# [DATA FOR PROCESSING]

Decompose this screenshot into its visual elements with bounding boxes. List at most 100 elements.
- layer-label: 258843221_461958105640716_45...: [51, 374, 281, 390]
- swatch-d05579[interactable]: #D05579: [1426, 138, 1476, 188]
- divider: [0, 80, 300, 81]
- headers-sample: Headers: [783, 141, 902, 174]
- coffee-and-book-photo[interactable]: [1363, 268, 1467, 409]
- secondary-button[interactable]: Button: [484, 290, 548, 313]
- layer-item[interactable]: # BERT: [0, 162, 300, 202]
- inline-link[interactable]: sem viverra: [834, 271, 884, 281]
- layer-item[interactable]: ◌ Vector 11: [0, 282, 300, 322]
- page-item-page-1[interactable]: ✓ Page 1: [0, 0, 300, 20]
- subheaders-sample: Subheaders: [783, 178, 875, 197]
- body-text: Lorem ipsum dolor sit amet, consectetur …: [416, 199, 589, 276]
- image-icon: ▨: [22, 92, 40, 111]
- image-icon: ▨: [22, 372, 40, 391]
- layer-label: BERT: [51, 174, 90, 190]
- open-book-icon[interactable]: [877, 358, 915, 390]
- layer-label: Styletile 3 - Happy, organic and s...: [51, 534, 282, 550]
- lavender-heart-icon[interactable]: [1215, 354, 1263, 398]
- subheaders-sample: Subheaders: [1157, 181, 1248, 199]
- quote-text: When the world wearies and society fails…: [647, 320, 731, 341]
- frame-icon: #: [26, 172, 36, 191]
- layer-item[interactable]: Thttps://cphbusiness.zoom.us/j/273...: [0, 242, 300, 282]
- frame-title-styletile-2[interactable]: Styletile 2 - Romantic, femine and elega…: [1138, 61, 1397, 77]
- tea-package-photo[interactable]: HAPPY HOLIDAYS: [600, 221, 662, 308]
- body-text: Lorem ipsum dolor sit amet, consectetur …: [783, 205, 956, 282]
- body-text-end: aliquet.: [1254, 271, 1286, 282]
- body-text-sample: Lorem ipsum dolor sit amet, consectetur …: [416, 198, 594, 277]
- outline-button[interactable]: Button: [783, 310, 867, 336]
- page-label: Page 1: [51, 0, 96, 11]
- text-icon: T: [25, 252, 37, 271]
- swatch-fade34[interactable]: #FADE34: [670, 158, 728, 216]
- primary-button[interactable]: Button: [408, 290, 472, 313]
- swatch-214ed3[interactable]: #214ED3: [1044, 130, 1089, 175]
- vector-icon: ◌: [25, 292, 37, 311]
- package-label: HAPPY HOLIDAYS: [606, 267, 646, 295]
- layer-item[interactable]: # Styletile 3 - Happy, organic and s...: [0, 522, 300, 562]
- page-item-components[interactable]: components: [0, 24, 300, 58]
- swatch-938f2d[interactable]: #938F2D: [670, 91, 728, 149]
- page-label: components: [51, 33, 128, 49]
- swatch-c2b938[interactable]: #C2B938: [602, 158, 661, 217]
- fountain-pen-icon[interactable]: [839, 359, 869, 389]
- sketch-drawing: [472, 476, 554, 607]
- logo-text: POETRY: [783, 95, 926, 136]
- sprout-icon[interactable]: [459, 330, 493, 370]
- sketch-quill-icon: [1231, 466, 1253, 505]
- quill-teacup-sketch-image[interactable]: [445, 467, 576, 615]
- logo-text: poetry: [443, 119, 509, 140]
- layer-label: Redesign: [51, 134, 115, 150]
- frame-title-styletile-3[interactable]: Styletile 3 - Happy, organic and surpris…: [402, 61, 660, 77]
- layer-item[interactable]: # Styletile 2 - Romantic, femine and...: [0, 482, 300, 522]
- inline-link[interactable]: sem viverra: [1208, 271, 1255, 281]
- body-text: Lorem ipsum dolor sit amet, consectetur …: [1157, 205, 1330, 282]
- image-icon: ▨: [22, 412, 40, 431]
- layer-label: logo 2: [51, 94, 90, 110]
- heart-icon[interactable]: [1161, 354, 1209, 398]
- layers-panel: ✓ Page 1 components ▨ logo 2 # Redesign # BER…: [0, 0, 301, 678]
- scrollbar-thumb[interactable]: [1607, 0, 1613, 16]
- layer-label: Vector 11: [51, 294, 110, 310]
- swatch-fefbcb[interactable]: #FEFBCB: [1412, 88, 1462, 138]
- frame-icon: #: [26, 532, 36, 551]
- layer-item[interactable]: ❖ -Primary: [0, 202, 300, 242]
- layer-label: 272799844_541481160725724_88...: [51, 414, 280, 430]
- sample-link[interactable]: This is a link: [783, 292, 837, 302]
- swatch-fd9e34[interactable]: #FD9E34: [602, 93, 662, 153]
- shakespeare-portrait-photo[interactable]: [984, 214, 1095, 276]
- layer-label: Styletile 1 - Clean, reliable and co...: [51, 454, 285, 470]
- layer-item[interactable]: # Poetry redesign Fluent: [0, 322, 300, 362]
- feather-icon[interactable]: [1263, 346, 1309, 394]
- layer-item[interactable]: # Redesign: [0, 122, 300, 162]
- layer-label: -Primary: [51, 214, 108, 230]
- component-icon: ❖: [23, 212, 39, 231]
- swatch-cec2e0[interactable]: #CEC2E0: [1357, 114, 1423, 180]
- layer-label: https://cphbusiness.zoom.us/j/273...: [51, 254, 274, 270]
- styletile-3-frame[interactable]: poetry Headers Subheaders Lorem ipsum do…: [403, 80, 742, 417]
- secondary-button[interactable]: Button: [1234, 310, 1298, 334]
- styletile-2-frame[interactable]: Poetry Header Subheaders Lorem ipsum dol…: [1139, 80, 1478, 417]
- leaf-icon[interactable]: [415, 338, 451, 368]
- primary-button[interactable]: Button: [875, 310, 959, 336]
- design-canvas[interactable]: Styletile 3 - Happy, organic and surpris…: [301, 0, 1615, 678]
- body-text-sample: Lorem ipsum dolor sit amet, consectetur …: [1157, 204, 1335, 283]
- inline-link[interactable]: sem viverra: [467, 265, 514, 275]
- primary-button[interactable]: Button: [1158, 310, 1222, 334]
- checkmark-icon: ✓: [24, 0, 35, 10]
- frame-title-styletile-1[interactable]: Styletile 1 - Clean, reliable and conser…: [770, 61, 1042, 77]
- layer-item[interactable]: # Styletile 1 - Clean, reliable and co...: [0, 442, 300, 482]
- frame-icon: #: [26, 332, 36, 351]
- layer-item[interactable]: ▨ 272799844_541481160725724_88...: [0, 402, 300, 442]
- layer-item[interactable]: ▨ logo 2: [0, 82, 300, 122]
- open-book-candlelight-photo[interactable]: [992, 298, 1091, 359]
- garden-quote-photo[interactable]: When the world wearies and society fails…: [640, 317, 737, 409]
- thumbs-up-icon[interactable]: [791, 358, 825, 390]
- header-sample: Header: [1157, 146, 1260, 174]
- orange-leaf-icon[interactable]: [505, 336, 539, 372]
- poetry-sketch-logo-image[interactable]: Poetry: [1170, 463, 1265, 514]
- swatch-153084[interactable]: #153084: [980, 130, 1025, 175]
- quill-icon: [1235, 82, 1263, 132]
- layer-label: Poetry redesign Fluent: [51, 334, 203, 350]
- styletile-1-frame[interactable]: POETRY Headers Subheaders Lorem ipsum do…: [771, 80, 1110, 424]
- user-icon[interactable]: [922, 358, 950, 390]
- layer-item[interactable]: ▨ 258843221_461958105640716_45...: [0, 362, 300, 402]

# [WHAT THIS TASK INVOLVES]
Lay out each line of the listing above as a Markdown table with the columns Row and Line. Number the rows in order and leave out any blank lines.

# [EXERCISE ANSWER]
| Row | Line |
|---|---|
| 1 | Decompose this screenshot into its visual elements with bounding boxes. List at most 100 elements. |
| 2 | - layer-label: 258843221_461958105640716_45...: [51, 374, 281, 390] |
| 3 | - swatch-d05579[interactable]: #D05579: [1426, 138, 1476, 188] |
| 4 | - divider: [0, 80, 300, 81] |
| 5 | - headers-sample: Headers: [783, 141, 902, 174] |
| 6 | - coffee-and-book-photo[interactable]: [1363, 268, 1467, 409] |
| 7 | - secondary-button[interactable]: Button: [484, 290, 548, 313] |
| 8 | - layer-item[interactable]: # BERT: [0, 162, 300, 202] |
| 9 | - inline-link[interactable]: sem viverra: [834, 271, 884, 281] |
| 10 | - layer-item[interactable]: ◌ Vector 11: [0, 282, 300, 322] |
| 11 | - page-item-page-1[interactable]: ✓ Page 1: [0, 0, 300, 20] |
| 12 | - subheaders-sample: Subheaders: [783, 178, 875, 197] |
| 13 | - body-text: Lorem ipsum dolor sit amet, consectetur …: [416, 199, 589, 276] |
| 14 | - image-icon: ▨: [22, 92, 40, 111] |
| 15 | - image-icon: ▨: [22, 372, 40, 391] |
| 16 | - layer-label: BERT: [51, 174, 90, 190] |
| 17 | - open-book-icon[interactable]: [877, 358, 915, 390] |
| 18 | - layer-label: Styletile 3 - Happy, organic and s...: [51, 534, 282, 550] |
| 19 | - lavender-heart-icon[interactable]: [1215, 354, 1263, 398] |
| 20 | - subheaders-sample: Subheaders: [1157, 181, 1248, 199] |
| 21 | - quote-text: When the world wearies and society fails…: [647, 320, 731, 341] |
| 22 | - frame-icon: #: [26, 172, 36, 191] |
| 23 | - layer-item[interactable]: Thttps://cphbusiness.zoom.us/j/273...: [0, 242, 300, 282] |
| 24 | - frame-title-styletile-2[interactable]: Styletile 2 - Romantic, femine and elega…: [1138, 61, 1397, 77] |
| 25 | - tea-package-photo[interactable]: HAPPY HOLIDAYS: [600, 221, 662, 308] |
| 26 | - body-text: Lorem ipsum dolor sit amet, consectetur …: [783, 205, 956, 282] |
| 27 | - body-text-end: aliquet.: [1254, 271, 1286, 282] |
| 28 | - body-text-sample: Lorem ipsum dolor sit amet, consectetur …: [416, 198, 594, 277] |
| 29 | - outline-button[interactable]: Button: [783, 310, 867, 336] |
| 30 | - page-label: Page 1: [51, 0, 96, 11] |
| 31 | - text-icon: T: [25, 252, 37, 271] |
| 32 | - swatch-fade34[interactable]: #FADE34: [670, 158, 728, 216] |
| 33 | - primary-button[interactable]: Button: [408, 290, 472, 313] |
| 34 | - swatch-214ed3[interactable]: #214ED3: [1044, 130, 1089, 175] |
| 35 | - vector-icon: ◌: [25, 292, 37, 311] |
| 36 | - package-label: HAPPY HOLIDAYS: [606, 267, 646, 295] |
| 37 | - layer-item[interactable]: # Styletile 3 - Happy, organic and s...: [0, 522, 300, 562] |
| 38 | - page-item-components[interactable]: components: [0, 24, 300, 58] |
| 39 | - swatch-938f2d[interactable]: #938F2D: [670, 91, 728, 149] |
| 40 | - page-label: components: [51, 33, 128, 49] |
| 41 | - swatch-c2b938[interactable]: #C2B938: [602, 158, 661, 217] |
| 42 | - fountain-pen-icon[interactable]: [839, 359, 869, 389] |
| 43 | - sketch-drawing: [472, 476, 554, 607] |
| 44 | - logo-text: POETRY: [783, 95, 926, 136] |
| 45 | - sprout-icon[interactable]: [459, 330, 493, 370] |
| 46 | - sketch-quill-icon: [1231, 466, 1253, 505] |
| 47 | - quill-teacup-sketch-image[interactable]: [445, 467, 576, 615] |
| 48 | - logo-text: poetry: [443, 119, 509, 140] |
| 49 | - layer-label: Redesign: [51, 134, 115, 150] |
| 50 | - frame-title-styletile-3[interactable]: Styletile 3 - Happy, organic and surpris…: [402, 61, 660, 77] |
| 51 | - layer-item[interactable]: # Styletile 2 - Romantic, femine and...: [0, 482, 300, 522] |
| 52 | - inline-link[interactable]: sem viverra: [1208, 271, 1255, 281] |
| 53 | - body-text: Lorem ipsum dolor sit amet, consectetur …: [1157, 205, 1330, 282] |
| 54 | - image-icon: ▨: [22, 412, 40, 431] |
| 55 | - layer-label: logo 2: [51, 94, 90, 110] |
| 56 | - heart-icon[interactable]: [1161, 354, 1209, 398] |
| 57 | - layers-panel: ✓ Page 1 components ▨ logo 2 # Redesign # BER…: [0, 0, 301, 678] |
| 58 | - scrollbar-thumb[interactable]: [1607, 0, 1613, 16] |
| 59 | - layer-label: Vector 11: [51, 294, 110, 310] |
| 60 | - swatch-fefbcb[interactable]: #FEFBCB: [1412, 88, 1462, 138] |
| 61 | - frame-icon: #: [26, 532, 36, 551] |
| 62 | - layer-item[interactable]: ❖ -Primary: [0, 202, 300, 242] |
| 63 | - layer-label: 272799844_541481160725724_88...: [51, 414, 280, 430] |
| 64 | - sample-link[interactable]: This is a link: [783, 292, 837, 302] |
| 65 | - swatch-fd9e34[interactable]: #FD9E34: [602, 93, 662, 153] |
| 66 | - shakespeare-portrait-photo[interactable]: [984, 214, 1095, 276] |
| 67 | - layer-label: Styletile 1 - Clean, reliable and co...: [51, 454, 285, 470] |
| 68 | - layer-item[interactable]: # Poetry redesign Fluent: [0, 322, 300, 362] |
| 69 | - feather-icon[interactable]: [1263, 346, 1309, 394] |
| 70 | - layer-item[interactable]: # Redesign: [0, 122, 300, 162] |
| 71 | - layer-label: -Primary: [51, 214, 108, 230] |
| 72 | - component-icon: ❖: [23, 212, 39, 231] |
| 73 | - swatch-cec2e0[interactable]: #CEC2E0: [1357, 114, 1423, 180] |
| 74 | - layer-label: https://cphbusiness.zoom.us/j/273...: [51, 254, 274, 270] |
| 75 | - styletile-3-frame[interactable]: poetry Headers Subheaders Lorem ipsum do…: [403, 80, 742, 417] |
| 76 | - secondary-button[interactable]: Button: [1234, 310, 1298, 334] |
| 77 | - styletile-2-frame[interactable]: Poetry Header Subheaders Lorem ipsum dol…: [1139, 80, 1478, 417] |
| 78 | - leaf-icon[interactable]: [415, 338, 451, 368] |
| 79 | - primary-button[interactable]: Button: [875, 310, 959, 336] |
| 80 | - design-canvas[interactable]: Styletile 3 - Happy, organic and surpris…: [301, 0, 1615, 678] |
| 81 | - body-text-sample: Lorem ipsum dolor sit amet, consectetur …: [1157, 204, 1335, 283] |
| 82 | - inline-link[interactable]: sem viverra: [467, 265, 514, 275] |
| 83 | - primary-button[interactable]: Button: [1158, 310, 1222, 334] |
| 84 | - checkmark-icon: ✓: [24, 0, 35, 10] |
| 85 | - frame-title-styletile-1[interactable]: Styletile 1 - Clean, reliable and conser…: [770, 61, 1042, 77] |
| 86 | - layer-item[interactable]: # Styletile 1 - Clean, reliable and co...: [0, 442, 300, 482] |
| 87 | - frame-icon: #: [26, 332, 36, 351] |
| 88 | - layer-item[interactable]: ▨ 272799844_541481160725724_88...: [0, 402, 300, 442] |
| 89 | - layer-item[interactable]: ▨ logo 2: [0, 82, 300, 122] |
| 90 | - open-book-candlelight-photo[interactable]: [992, 298, 1091, 359] |
| 91 | - garden-quote-photo[interactable]: When the world wearies and society fails…: [640, 317, 737, 409] |
| 92 | - thumbs-up-icon[interactable]: [791, 358, 825, 390] |
| 93 | - header-sample: Header: [1157, 146, 1260, 174] |
| 94 | - orange-leaf-icon[interactable]: [505, 336, 539, 372] |
| 95 | - poetry-sketch-logo-image[interactable]: Poetry: [1170, 463, 1265, 514] |
| 96 | - swatch-153084[interactable]: #153084: [980, 130, 1025, 175] |
| 97 | - quill-icon: [1235, 82, 1263, 132] |
| 98 | - layer-label: Poetry redesign Fluent: [51, 334, 203, 350] |
| 99 | - styletile-1-frame[interactable]: POETRY Headers Subheaders Lorem ipsum do…: [771, 80, 1110, 424] |
| 100 | - user-icon[interactable]: [922, 358, 950, 390] |
| 101 | - layer-item[interactable]: ▨ 258843221_461958105640716_45...: [0, 362, 300, 402] |